[Items listed in a dataset]
>> BEGIN

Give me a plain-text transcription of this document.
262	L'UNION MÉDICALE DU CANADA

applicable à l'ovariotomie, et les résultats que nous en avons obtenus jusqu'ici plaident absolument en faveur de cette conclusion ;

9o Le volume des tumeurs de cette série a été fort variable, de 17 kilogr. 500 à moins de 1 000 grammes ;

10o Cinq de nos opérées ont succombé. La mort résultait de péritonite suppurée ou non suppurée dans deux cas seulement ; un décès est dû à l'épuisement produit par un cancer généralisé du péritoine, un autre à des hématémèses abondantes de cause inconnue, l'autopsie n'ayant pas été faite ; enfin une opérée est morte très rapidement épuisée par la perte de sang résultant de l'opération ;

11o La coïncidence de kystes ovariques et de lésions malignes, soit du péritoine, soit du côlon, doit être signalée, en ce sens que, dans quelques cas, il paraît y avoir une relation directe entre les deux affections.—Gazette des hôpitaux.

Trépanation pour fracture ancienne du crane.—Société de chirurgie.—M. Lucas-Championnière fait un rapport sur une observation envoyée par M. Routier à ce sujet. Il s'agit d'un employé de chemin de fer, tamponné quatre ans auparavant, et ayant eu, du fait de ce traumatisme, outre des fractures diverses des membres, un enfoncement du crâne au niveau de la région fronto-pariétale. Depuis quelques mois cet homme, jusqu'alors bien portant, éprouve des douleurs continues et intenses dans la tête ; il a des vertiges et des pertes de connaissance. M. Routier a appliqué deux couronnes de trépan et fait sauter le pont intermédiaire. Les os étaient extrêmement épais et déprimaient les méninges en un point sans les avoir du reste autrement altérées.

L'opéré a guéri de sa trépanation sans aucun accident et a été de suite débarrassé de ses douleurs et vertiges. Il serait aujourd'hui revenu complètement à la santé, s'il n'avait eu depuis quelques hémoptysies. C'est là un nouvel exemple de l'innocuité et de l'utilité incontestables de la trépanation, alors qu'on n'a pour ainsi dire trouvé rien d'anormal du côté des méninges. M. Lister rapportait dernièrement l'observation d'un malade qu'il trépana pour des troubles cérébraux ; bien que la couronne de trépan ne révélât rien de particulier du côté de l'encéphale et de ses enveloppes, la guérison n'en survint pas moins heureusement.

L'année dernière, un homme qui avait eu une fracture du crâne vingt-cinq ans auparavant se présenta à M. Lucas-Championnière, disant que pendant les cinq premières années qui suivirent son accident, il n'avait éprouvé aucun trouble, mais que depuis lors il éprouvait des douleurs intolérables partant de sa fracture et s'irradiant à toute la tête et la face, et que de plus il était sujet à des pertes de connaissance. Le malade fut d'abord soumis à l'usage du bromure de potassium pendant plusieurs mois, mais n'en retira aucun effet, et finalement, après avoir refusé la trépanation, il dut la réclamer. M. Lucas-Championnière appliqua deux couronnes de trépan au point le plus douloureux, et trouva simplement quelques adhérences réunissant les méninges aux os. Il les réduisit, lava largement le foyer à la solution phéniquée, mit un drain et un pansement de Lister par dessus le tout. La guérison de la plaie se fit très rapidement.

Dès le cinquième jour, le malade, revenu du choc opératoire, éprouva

>> END

Give back the whole listing, word for word.

Give me a plain-text transcription of this document.
262	L'UNION MÉDICALE DU CANADA

applicable à l'ovariotomie, et les résultats que nous en avons obtenus jusqu'ici plaident absolument en faveur de cette conclusion ;

9o Le volume des tumeurs de cette série a été fort variable, de 17 kilogr. 500 à moins de 1 000 grammes ;

10o Cinq de nos opérées ont succombé. La mort résultait de péritonite suppurée ou non suppurée dans deux cas seulement ; un décès est dû à l'épuisement produit par un cancer généralisé du péritoine, un autre à des hématémèses abondantes de cause inconnue, l'autopsie n'ayant pas été faite ; enfin une opérée est morte très rapidement épuisée par la perte de sang résultant de l'opération ;

11o La coïncidence de kystes ovariques et de lésions malignes, soit du péritoine, soit du côlon, doit être signalée, en ce sens que, dans quelques cas, il paraît y avoir une relation directe entre les deux affections.—Gazette des hôpitaux.

Trépanation pour fracture ancienne du crane.—Société de chirurgie.—M. Lucas-Championnière fait un rapport sur une observation envoyée par M. Routier à ce sujet. Il s'agit d'un employé de chemin de fer, tamponné quatre ans auparavant, et ayant eu, du fait de ce traumatisme, outre des fractures diverses des membres, un enfoncement du crâne au niveau de la région fronto-pariétale. Depuis quelques mois cet homme, jusqu'alors bien portant, éprouve des douleurs continues et intenses dans la tête ; il a des vertiges et des pertes de connaissance. M. Routier a appliqué deux couronnes de trépan et fait sauter le pont intermédiaire. Les os étaient extrêmement épais et déprimaient les méninges en un point sans les avoir du reste autrement altérées.

L'opéré a guéri de sa trépanation sans aucun accident et a été de suite débarrassé de ses douleurs et vertiges. Il serait aujourd'hui revenu complètement à la santé, s'il n'avait eu depuis quelques hémoptysies. C'est là un nouvel exemple de l'innocuité et de l'utilité incontestables de la trépanation, alors qu'on n'a pour ainsi dire trouvé rien d'anormal du côté des méninges. M. Lister rapportait dernièrement l'observation d'un malade qu'il trépana pour des troubles cérébraux ; bien que la couronne de trépan ne révélât rien de particulier du côté de l'encéphale et de ses enveloppes, la guérison n'en survint pas moins heureusement.

L'année dernière, un homme qui avait eu une fracture du crâne vingt-cinq ans auparavant se présenta à M. Lucas-Championnière, disant que pendant les cinq premières années qui suivirent son accident, il n'avait éprouvé aucun trouble, mais que depuis lors il éprouvait des douleurs intolérables partant de sa fracture et s'irradiant à toute la tête et la face, et que de plus il était sujet à des pertes de connaissance. Le malade fut d'abord soumis à l'usage du bromure de potassium pendant plusieurs mois, mais n'en retira aucun effet, et finalement, après avoir refusé la trépanation, il dut la réclamer. M. Lucas-Championnière appliqua deux couronnes de trépan au point le plus douloureux, et trouva simplement quelques adhérences réunissant les méninges aux os. Il les réduisit, lava largement le foyer à la solution phéniquée, mit un drain et un pansement de Lister par dessus le tout. La guérison de la plaie se fit très rapidement.

Dès le cinquième jour, le malade, revenu du choc opératoire, éprouva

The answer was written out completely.